* _Problem description_
Copy out the records in full, word for word, without pictures.

* _Data shown_
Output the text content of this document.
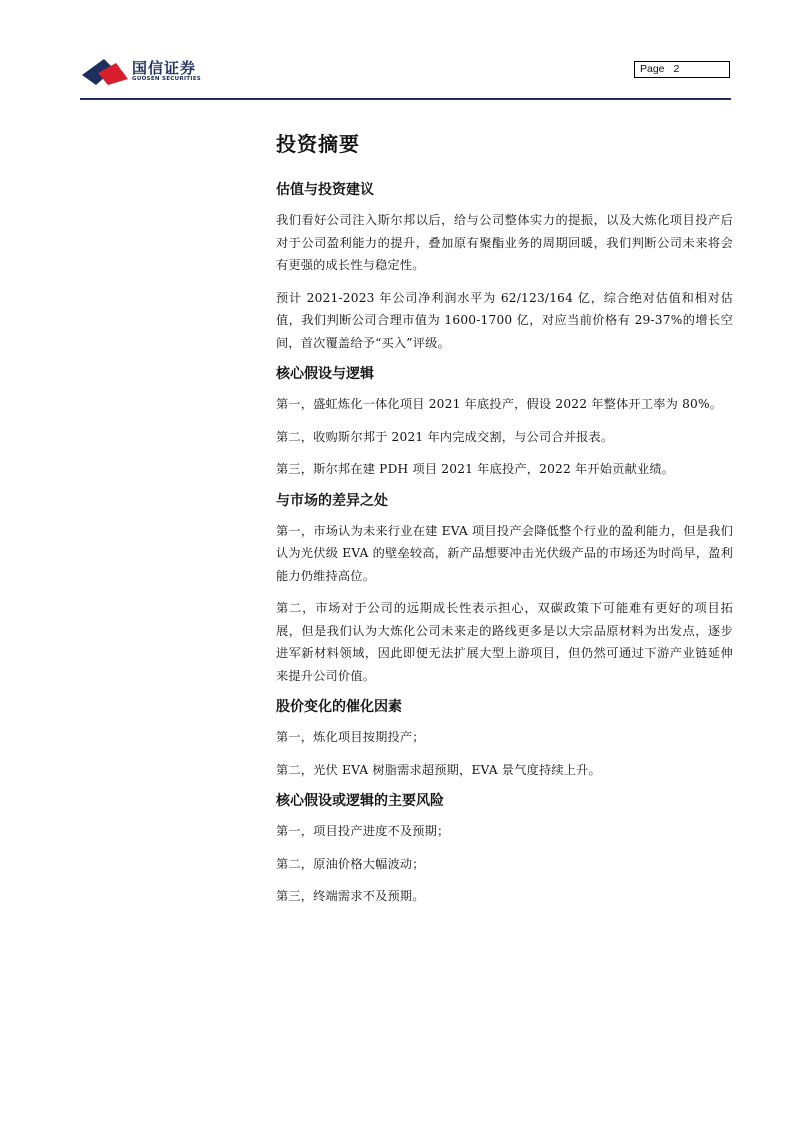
国信证券
GUOSEN SECURITIES
Page 2
投资摘要
估值与投资建议

我们看好公司注入斯尔邦以后，给与公司整体实力的提振，以及大炼化项目投产后对于公司盈利能力的提升，叠加原有聚酯业务的周期回暖，我们判断公司未来将会有更强的成长性与稳定性。

预计 2021-2023 年公司净利润水平为 62/123/164 亿，综合绝对估值和相对估值，我们判断公司合理市值为 1600-1700 亿，对应当前价格有 29-37%的增长空间，首次覆盖给予“买入”评级。

核心假设与逻辑

第一，盛虹炼化一体化项目 2021 年底投产，假设 2022 年整体开工率为 80%。

第二，收购斯尔邦于 2021 年内完成交割，与公司合并报表。

第三，斯尔邦在建 PDH 项目 2021 年底投产，2022 年开始贡献业绩。

与市场的差异之处

第一，市场认为未来行业在建 EVA 项目投产会降低整个行业的盈利能力，但是我们认为光伏级 EVA 的壁垒较高，新产品想要冲击光伏级产品的市场还为时尚早，盈利能力仍维持高位。

第二，市场对于公司的远期成长性表示担心，双碳政策下可能难有更好的项目拓展，但是我们认为大炼化公司未来走的路线更多是以大宗品原材料为出发点，逐步进军新材料领域，因此即便无法扩展大型上游项目，但仍然可通过下游产业链延伸来提升公司价值。

股价变化的催化因素

第一，炼化项目按期投产；

第二，光伏 EVA 树脂需求超预期，EVA 景气度持续上升。

核心假设或逻辑的主要风险

第一，项目投产进度不及预期；

第二，原油价格大幅波动；

第三，终端需求不及预期。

* _Solution to this task_
Output the text content of this document.
国信证券
GUOSEN SECURITIES
Page 2
投资摘要
估值与投资建议

我们看好公司注入斯尔邦以后，给与公司整体实力的提振，以及大炼化项目投产后对于公司盈利能力的提升，叠加原有聚酯业务的周期回暖，我们判断公司未来将会有更强的成长性与稳定性。

预计 2021-2023 年公司净利润水平为 62/123/164 亿，综合绝对估值和相对估值，我们判断公司合理市值为 1600-1700 亿，对应当前价格有 29-37%的增长空间，首次覆盖给予“买入”评级。

核心假设与逻辑

第一，盛虹炼化一体化项目 2021 年底投产，假设 2022 年整体开工率为 80%。

第二，收购斯尔邦于 2021 年内完成交割，与公司合并报表。

第三，斯尔邦在建 PDH 项目 2021 年底投产，2022 年开始贡献业绩。

与市场的差异之处

第一，市场认为未来行业在建 EVA 项目投产会降低整个行业的盈利能力，但是我们认为光伏级 EVA 的壁垒较高，新产品想要冲击光伏级产品的市场还为时尚早，盈利能力仍维持高位。

第二，市场对于公司的远期成长性表示担心，双碳政策下可能难有更好的项目拓展，但是我们认为大炼化公司未来走的路线更多是以大宗品原材料为出发点，逐步进军新材料领域，因此即便无法扩展大型上游项目，但仍然可通过下游产业链延伸来提升公司价值。

股价变化的催化因素

第一，炼化项目按期投产；

第二，光伏 EVA 树脂需求超预期，EVA 景气度持续上升。

核心假设或逻辑的主要风险

第一，项目投产进度不及预期；

第二，原油价格大幅波动；

第三，终端需求不及预期。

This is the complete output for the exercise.